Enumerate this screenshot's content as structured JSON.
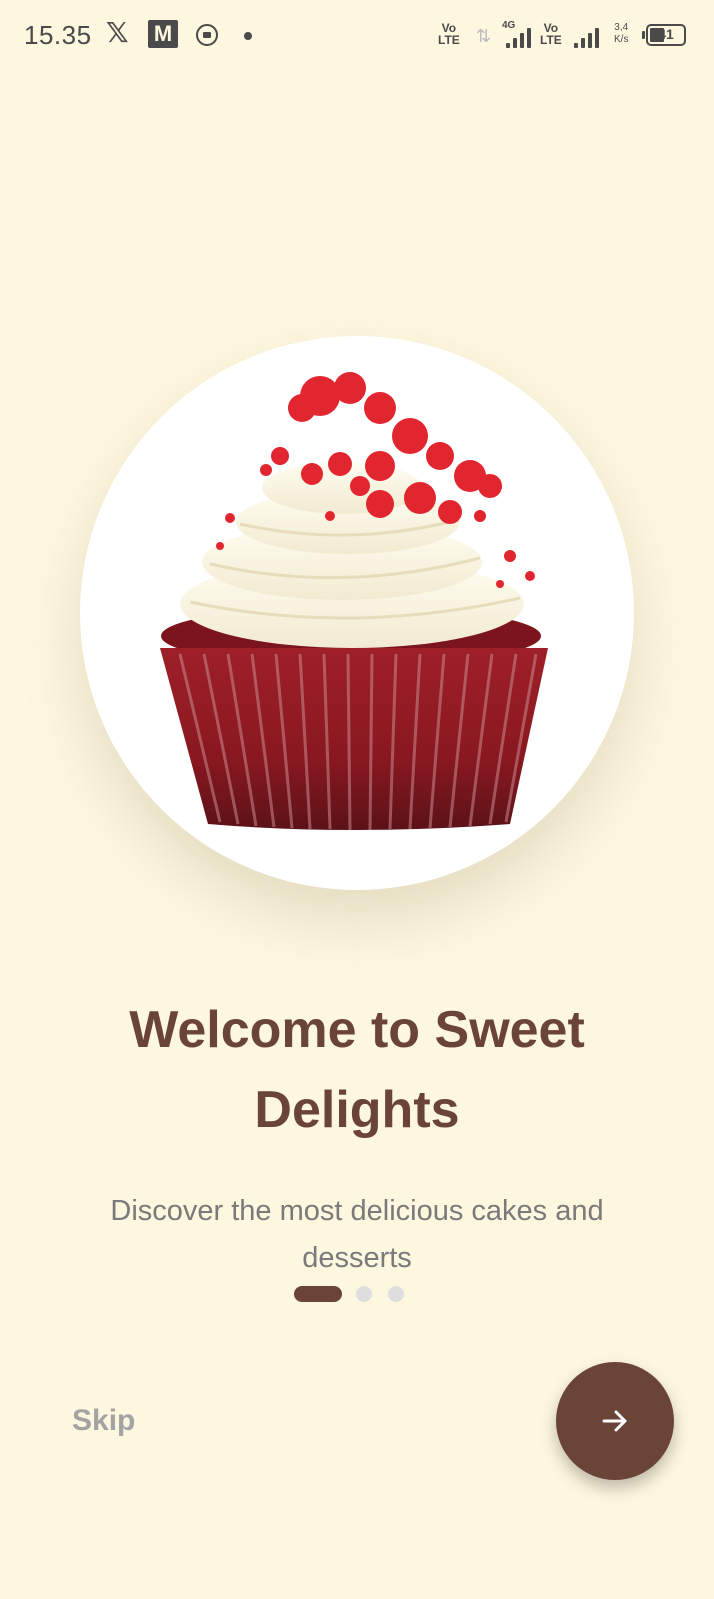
{
  "status_bar": {
    "time": "15.35",
    "network_label_1": "Vo LTE",
    "network_label_2": "Vo LTE",
    "network_type": "4G",
    "speed": "3,4 K/s",
    "battery": "41",
    "icons": [
      "x-logo-icon",
      "m-logo-icon",
      "message-icon",
      "notification-dot-icon",
      "data-arrows-icon",
      "signal-bars-icon",
      "signal-bars-icon",
      "battery-icon"
    ]
  },
  "onboarding": {
    "image": "red-velvet-cupcake",
    "title": "Welcome to Sweet Delights",
    "subtitle": "Discover the most delicious cakes and desserts",
    "page_index": 1,
    "page_count": 3
  },
  "actions": {
    "skip_label": "Skip",
    "next_icon": "arrow-right-icon"
  },
  "colors": {
    "background": "#FDF7DF",
    "primary": "#6B4438",
    "indicator_inactive": "#DEDEDE",
    "subtitle": "#7A7A7A",
    "skip": "#A3A3A3"
  }
}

-----

(Written exercise):
Write out the material above again, word for word, minus its pictures.

(Task solution):
Enumerate this screenshot's content as structured JSON.
{
  "status_bar": {
    "time": "15.35",
    "network_label_1": "Vo LTE",
    "network_label_2": "Vo LTE",
    "network_type": "4G",
    "speed": "3,4 K/s",
    "battery": "41",
    "icons": [
      "x-logo-icon",
      "m-logo-icon",
      "message-icon",
      "notification-dot-icon",
      "data-arrows-icon",
      "signal-bars-icon",
      "signal-bars-icon",
      "battery-icon"
    ]
  },
  "onboarding": {
    "image": "red-velvet-cupcake",
    "title": "Welcome to Sweet Delights",
    "subtitle": "Discover the most delicious cakes and desserts",
    "page_index": 1,
    "page_count": 3
  },
  "actions": {
    "skip_label": "Skip",
    "next_icon": "arrow-right-icon"
  },
  "colors": {
    "background": "#FDF7DF",
    "primary": "#6B4438",
    "indicator_inactive": "#DEDEDE",
    "subtitle": "#7A7A7A",
    "skip": "#A3A3A3"
  }
}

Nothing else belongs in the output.